Entries shown:
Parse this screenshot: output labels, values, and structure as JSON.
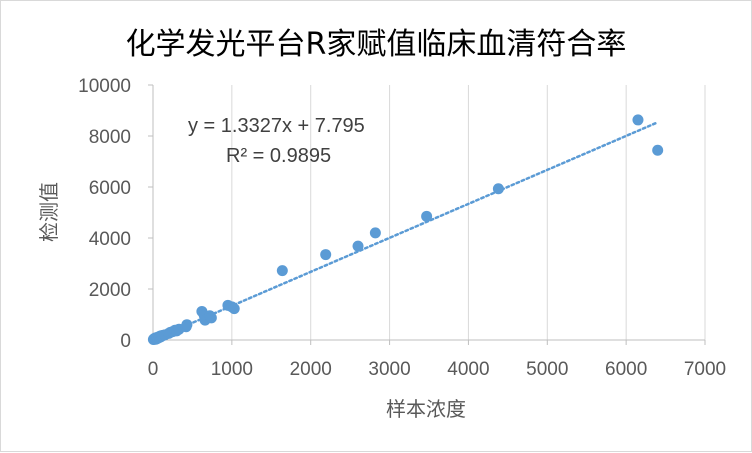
{
  "chart_data": {
    "type": "scatter",
    "title": "化学发光平台R家赋值临床血清符合率",
    "xlabel": "样本浓度",
    "ylabel": "检测值",
    "xlim": [
      0,
      7000
    ],
    "ylim": [
      0,
      10000
    ],
    "xticks": [
      0,
      1000,
      2000,
      3000,
      4000,
      5000,
      6000,
      7000
    ],
    "yticks": [
      0,
      2000,
      4000,
      6000,
      8000,
      10000
    ],
    "grid": "vertical",
    "color": "#5b9bd5",
    "trendline": {
      "type": "linear",
      "slope": 1.3327,
      "intercept": 7.795,
      "x_range": [
        0,
        6400
      ]
    },
    "equation_label": "y = 1.3327x + 7.795",
    "r2_label": "R² = 0.9895",
    "points": [
      {
        "x": 5,
        "y": 20
      },
      {
        "x": 10,
        "y": 40
      },
      {
        "x": 15,
        "y": 30
      },
      {
        "x": 20,
        "y": 60
      },
      {
        "x": 25,
        "y": 50
      },
      {
        "x": 30,
        "y": 80
      },
      {
        "x": 35,
        "y": 30
      },
      {
        "x": 40,
        "y": 70
      },
      {
        "x": 50,
        "y": 100
      },
      {
        "x": 55,
        "y": 60
      },
      {
        "x": 60,
        "y": 90
      },
      {
        "x": 70,
        "y": 120
      },
      {
        "x": 80,
        "y": 100
      },
      {
        "x": 90,
        "y": 150
      },
      {
        "x": 100,
        "y": 130
      },
      {
        "x": 110,
        "y": 170
      },
      {
        "x": 130,
        "y": 180
      },
      {
        "x": 150,
        "y": 200
      },
      {
        "x": 200,
        "y": 260
      },
      {
        "x": 220,
        "y": 300
      },
      {
        "x": 250,
        "y": 330
      },
      {
        "x": 280,
        "y": 380
      },
      {
        "x": 300,
        "y": 360
      },
      {
        "x": 330,
        "y": 420
      },
      {
        "x": 420,
        "y": 520
      },
      {
        "x": 430,
        "y": 600
      },
      {
        "x": 620,
        "y": 1120
      },
      {
        "x": 650,
        "y": 960
      },
      {
        "x": 660,
        "y": 780
      },
      {
        "x": 720,
        "y": 950
      },
      {
        "x": 740,
        "y": 870
      },
      {
        "x": 950,
        "y": 1360
      },
      {
        "x": 1000,
        "y": 1300
      },
      {
        "x": 1030,
        "y": 1230
      },
      {
        "x": 1640,
        "y": 2720
      },
      {
        "x": 2190,
        "y": 3350
      },
      {
        "x": 2600,
        "y": 3680
      },
      {
        "x": 2820,
        "y": 4200
      },
      {
        "x": 3470,
        "y": 4850
      },
      {
        "x": 4380,
        "y": 5930
      },
      {
        "x": 6150,
        "y": 8630
      },
      {
        "x": 6400,
        "y": 7440
      }
    ]
  }
}
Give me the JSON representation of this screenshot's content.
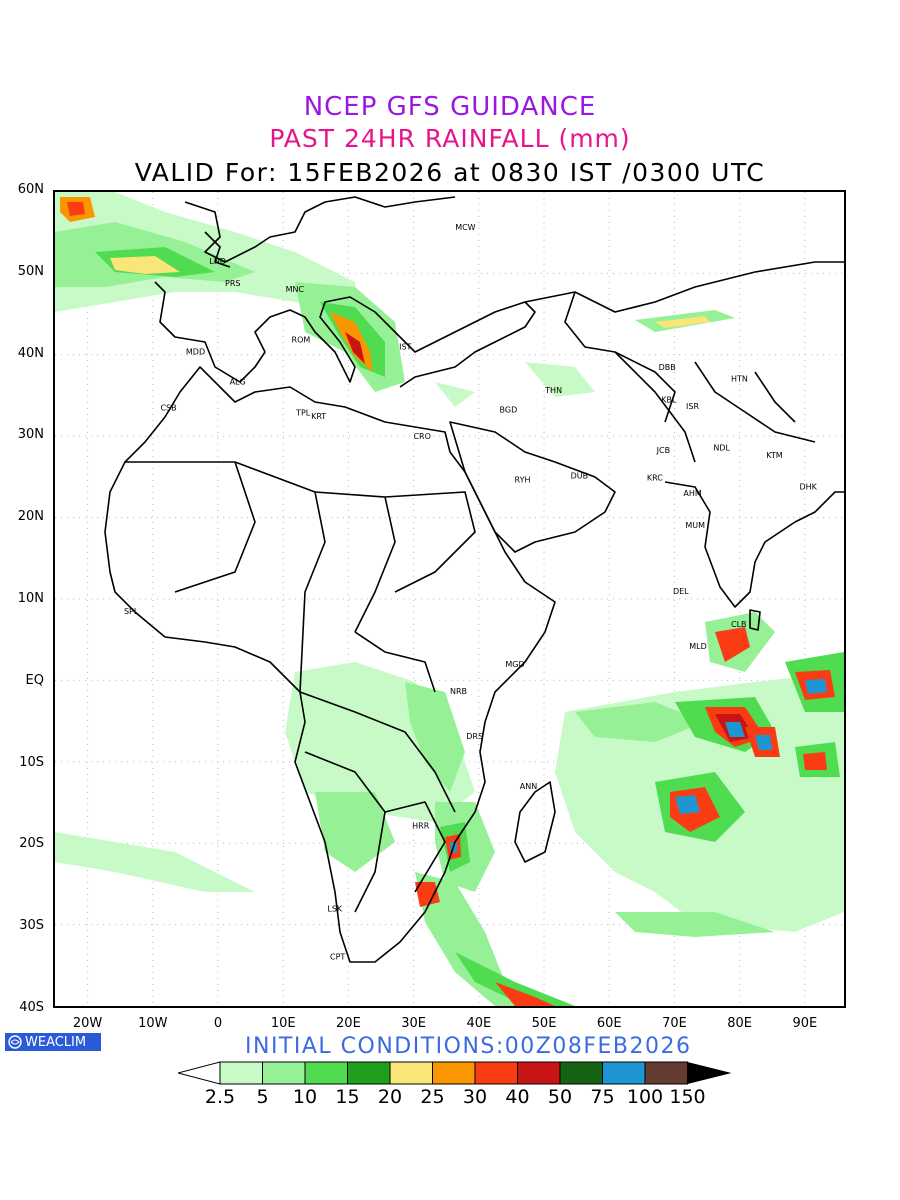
{
  "title": {
    "line1": "NCEP GFS GUIDANCE",
    "line2": "PAST 24HR RAINFALL (mm)",
    "line3": "VALID For: 15FEB2026 at 0830 IST /0300 UTC"
  },
  "lat_labels": [
    "60N",
    "50N",
    "40N",
    "30N",
    "20N",
    "10N",
    "EQ",
    "10S",
    "20S",
    "30S",
    "40S"
  ],
  "lon_labels": [
    "20W",
    "10W",
    "0",
    "10E",
    "20E",
    "30E",
    "40E",
    "50E",
    "60E",
    "70E",
    "80E",
    "90E"
  ],
  "logo": {
    "text": "WEACLIM",
    "icon": "globe-icon"
  },
  "initial_conditions": "INITIAL CONDITIONS:00Z08FEB2026",
  "legend": {
    "labels": [
      "2.5",
      "5",
      "10",
      "15",
      "20",
      "25",
      "30",
      "40",
      "50",
      "75",
      "100",
      "150"
    ],
    "colors": [
      "#c8fac8",
      "#96f096",
      "#50dc50",
      "#1ea01e",
      "#fae678",
      "#fa9600",
      "#fa3c14",
      "#c81414",
      "#146414",
      "#1e96d2",
      "#643c32"
    ]
  },
  "cities": [
    {
      "code": "LND"
    },
    {
      "code": "PRS"
    },
    {
      "code": "MCW"
    },
    {
      "code": "MNC"
    },
    {
      "code": "ROM"
    },
    {
      "code": "MDD"
    },
    {
      "code": "IST"
    },
    {
      "code": "ALG"
    },
    {
      "code": "CSB"
    },
    {
      "code": "TPL"
    },
    {
      "code": "KRT"
    },
    {
      "code": "CRO"
    },
    {
      "code": "BGD"
    },
    {
      "code": "THN"
    },
    {
      "code": "DBB"
    },
    {
      "code": "HTN"
    },
    {
      "code": "KBL"
    },
    {
      "code": "ISR"
    },
    {
      "code": "RYH"
    },
    {
      "code": "DUB"
    },
    {
      "code": "JCB"
    },
    {
      "code": "NDL"
    },
    {
      "code": "KRC"
    },
    {
      "code": "AHM"
    },
    {
      "code": "MUM"
    },
    {
      "code": "KTM"
    },
    {
      "code": "DHK"
    },
    {
      "code": "DEL"
    },
    {
      "code": "CLB"
    },
    {
      "code": "MLD"
    },
    {
      "code": "SPL"
    },
    {
      "code": "MGD"
    },
    {
      "code": "NRB"
    },
    {
      "code": "DRS"
    },
    {
      "code": "ANN"
    },
    {
      "code": "HRR"
    },
    {
      "code": "LSK"
    },
    {
      "code": "CPT"
    }
  ]
}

Exercise description: Display every line of the listing that contains the string "screenshot".

Answer in full:
Parse this screenshot: output labels, values, and structure as JSON.
Give me the JSON representation of this screenshot's content.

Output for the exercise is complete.